begin Entries provided

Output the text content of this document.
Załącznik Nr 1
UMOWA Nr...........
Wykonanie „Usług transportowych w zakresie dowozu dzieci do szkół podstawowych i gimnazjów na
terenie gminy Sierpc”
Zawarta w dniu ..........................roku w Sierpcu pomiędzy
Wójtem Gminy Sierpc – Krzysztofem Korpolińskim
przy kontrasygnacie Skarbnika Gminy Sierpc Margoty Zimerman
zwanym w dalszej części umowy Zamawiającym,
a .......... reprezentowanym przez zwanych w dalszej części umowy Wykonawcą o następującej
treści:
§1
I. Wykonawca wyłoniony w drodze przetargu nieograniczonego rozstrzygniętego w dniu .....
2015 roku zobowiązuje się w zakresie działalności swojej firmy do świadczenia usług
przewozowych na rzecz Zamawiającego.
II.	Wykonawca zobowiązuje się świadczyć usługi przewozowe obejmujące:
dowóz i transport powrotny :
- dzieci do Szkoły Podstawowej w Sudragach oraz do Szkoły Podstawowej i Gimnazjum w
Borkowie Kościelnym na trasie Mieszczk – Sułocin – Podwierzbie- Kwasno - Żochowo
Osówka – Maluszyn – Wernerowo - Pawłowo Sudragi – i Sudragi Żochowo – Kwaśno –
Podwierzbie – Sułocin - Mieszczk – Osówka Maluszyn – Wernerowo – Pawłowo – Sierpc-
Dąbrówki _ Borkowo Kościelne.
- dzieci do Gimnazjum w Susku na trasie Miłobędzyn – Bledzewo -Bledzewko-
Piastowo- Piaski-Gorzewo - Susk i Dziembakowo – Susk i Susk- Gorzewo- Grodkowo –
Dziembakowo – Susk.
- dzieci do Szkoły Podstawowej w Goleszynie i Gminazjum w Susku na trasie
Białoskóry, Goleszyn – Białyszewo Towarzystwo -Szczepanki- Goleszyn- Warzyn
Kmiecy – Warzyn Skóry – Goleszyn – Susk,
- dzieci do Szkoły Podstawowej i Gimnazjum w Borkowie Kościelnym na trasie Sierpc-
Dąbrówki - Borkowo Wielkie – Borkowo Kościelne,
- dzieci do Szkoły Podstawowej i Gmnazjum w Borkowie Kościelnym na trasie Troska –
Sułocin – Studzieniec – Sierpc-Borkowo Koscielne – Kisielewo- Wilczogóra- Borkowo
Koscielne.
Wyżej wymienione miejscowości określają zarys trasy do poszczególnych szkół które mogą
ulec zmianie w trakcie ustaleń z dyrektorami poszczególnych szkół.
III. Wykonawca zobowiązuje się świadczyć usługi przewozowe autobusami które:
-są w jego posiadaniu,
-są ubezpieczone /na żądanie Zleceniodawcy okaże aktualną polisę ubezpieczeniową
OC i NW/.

end Entries provided

• [Do this]:
Every line above that contains the word "Osówka" should be reported.

• [Complete answer]:
Osówka – Maluszyn – Wernerowo - Pawłowo Sudragi – i Sudragi Żochowo – Kwaśno –
Podwierzbie – Sułocin - Mieszczk – Osówka Maluszyn – Wernerowo – Pawłowo – Sierpc-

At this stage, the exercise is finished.